On Tue, Jun 23, 2020 at 11:45:14AM -0700, Roman Gushchin wrote:
> Memory cgroups are using large chunks of percpu memory to store vmstat
> data.  Yet this memory is not accounted at all, so in the case when there
> are many (dying) cgroups, it's not exactly clear where all the memory is.
> 
> Because the size of memory cgroup internal structures can dramatically
> exceed the size of object or page which is pinning it in the memory, it's
> not a good idea to simple ignore it.  It actually breaks the isolation
> between cgroups.
> 
> Let's account the consumed percpu memory to the parent cgroup.
> 
> Signed-off-by: Roman Gushchin <g...@fb.com>
> Acked-by: Dennis Zhou <den...@kernel.org>

Acked-by: Johannes Weiner <han...@cmpxchg.org>

This makes sense, and the accounting is in line with how we track and
distribute child creation quotas (cgroup.max.descendants and
cgroup.max.depth) up the cgroup tree.

I have one minor comment that isn't a dealbreaker for me:

> @@ -5069,13 +5069,15 @@ static int alloc_mem_cgroup_per_node_info(struct 
> mem_cgroup *memcg, int node)
>       if (!pn)
>               return 1;
>  
> -     pn->lruvec_stat_local = alloc_percpu(struct lruvec_stat);
> +     pn->lruvec_stat_local = alloc_percpu_gfp(struct lruvec_stat,
> +                                              GFP_KERNEL_ACCOUNT);
>       if (!pn->lruvec_stat_local) {
>               kfree(pn);
>               return 1;
>       }
>  
> -     pn->lruvec_stat_cpu = alloc_percpu(struct lruvec_stat);
> +     pn->lruvec_stat_cpu = alloc_percpu_gfp(struct lruvec_stat,
> +                                            GFP_KERNEL_ACCOUNT);
>       if (!pn->lruvec_stat_cpu) {
>               free_percpu(pn->lruvec_stat_local);
>               kfree(pn);
> @@ -5149,11 +5151,13 @@ static struct mem_cgroup *mem_cgroup_alloc(void)

^^^^^^^^^^^^^^^^

# Goals
a) Reproduce the stretch of the patch review email from "Acked-by: Johannes Weiner" through "mem_cgroup *memcg, int node)".
b) According to the patch review email, to which cgroup is the consumed percpu memory to be accounted?
c) List every person named in the patch review email.

# Data
^^^^^^^^^^^^^^^^

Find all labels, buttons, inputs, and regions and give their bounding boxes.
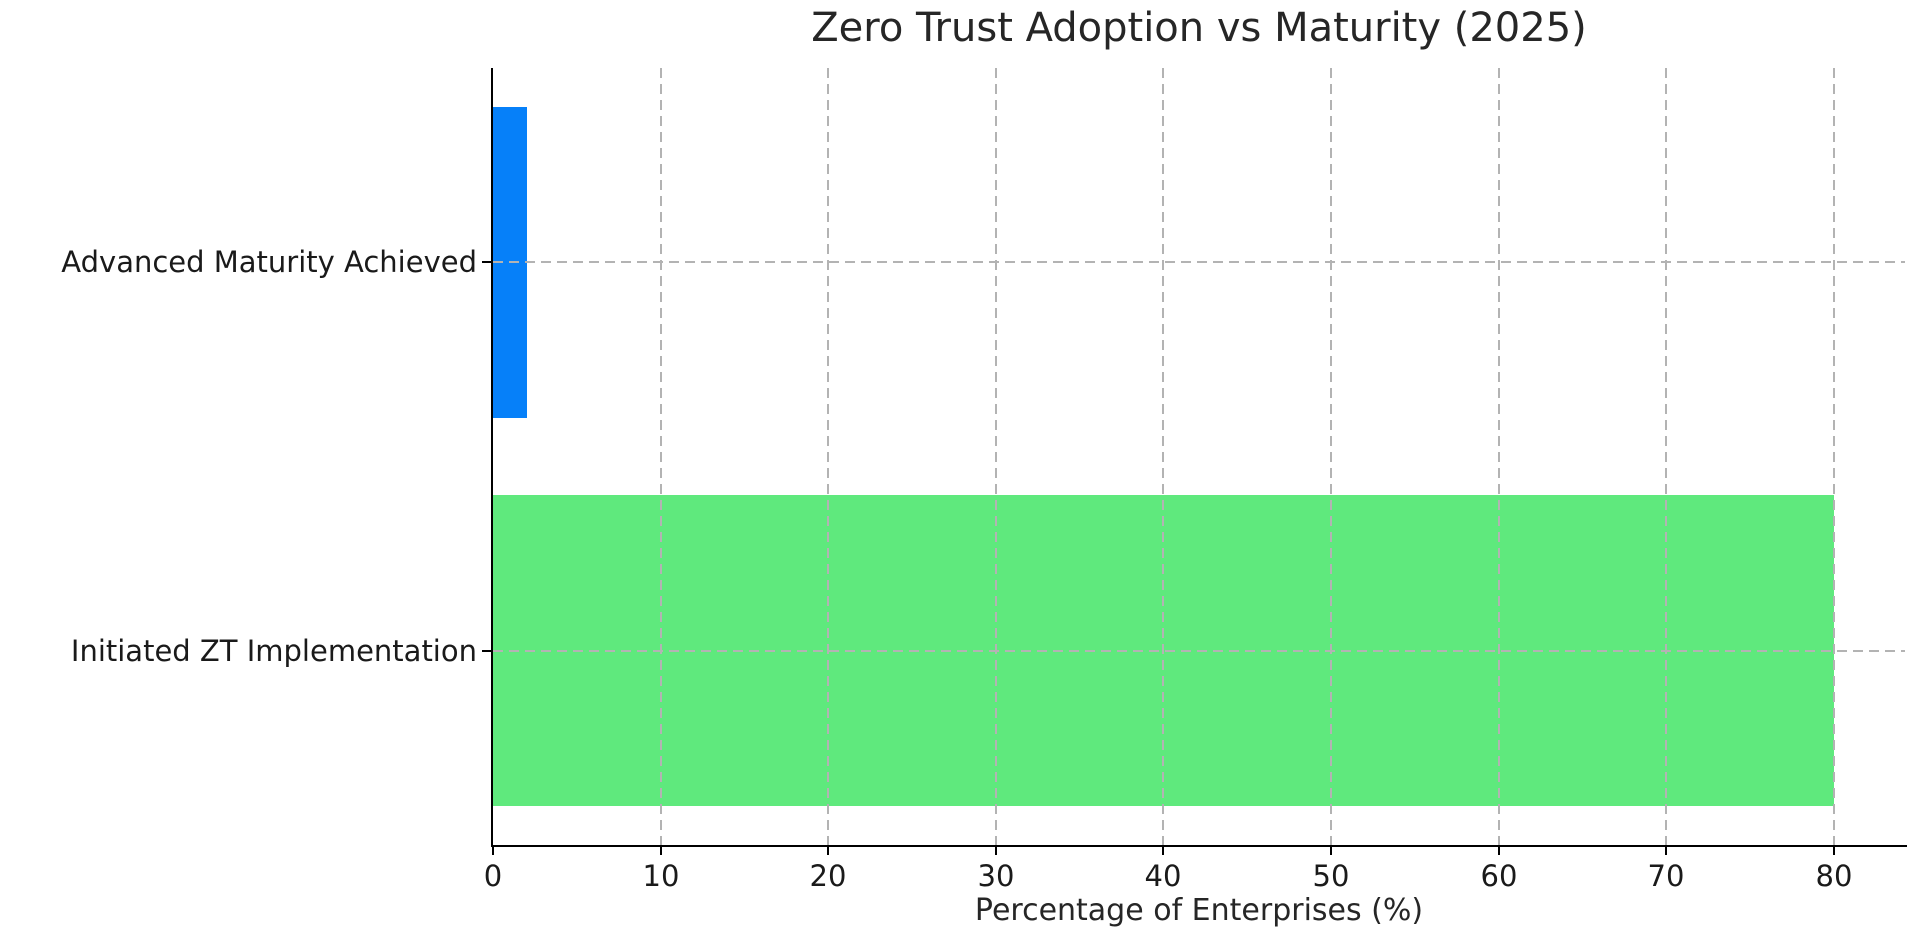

^^^^^^^^^^^^^^^^

# Solutions per task
a)
Acked-by: Johannes Weiner <han...@cmpxchg.org>

This makes sense, and the accounting is in line with how we track and
distribute child creation quotas (cgroup.max.descendants and
cgroup.max.depth) up the cgroup tree.

I have one minor comment that isn't a dealbreaker for me:

> @@ -5069,13 +5069,15 @@ static int alloc_mem_cgroup_per_node_info(struct 
> mem_cgroup *memcg, int node)

b) To the parent cgroup.

c)
Roman Gushchin
Dennis Zhou
Johannes Weiner